EXERCISE: Copy out every record precisely.
================================
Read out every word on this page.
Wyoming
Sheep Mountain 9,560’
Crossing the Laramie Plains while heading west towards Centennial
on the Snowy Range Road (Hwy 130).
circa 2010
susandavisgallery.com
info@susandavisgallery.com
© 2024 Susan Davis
================================
FULL SOLUTION:
Read out every word on this page.
Wyoming
Sheep Mountain 9,560’
Crossing the Laramie Plains while heading west towards Centennial
on the Snowy Range Road (Hwy 130).
circa 2010
susandavisgallery.com
info@susandavisgallery.com
© 2024 Susan Davis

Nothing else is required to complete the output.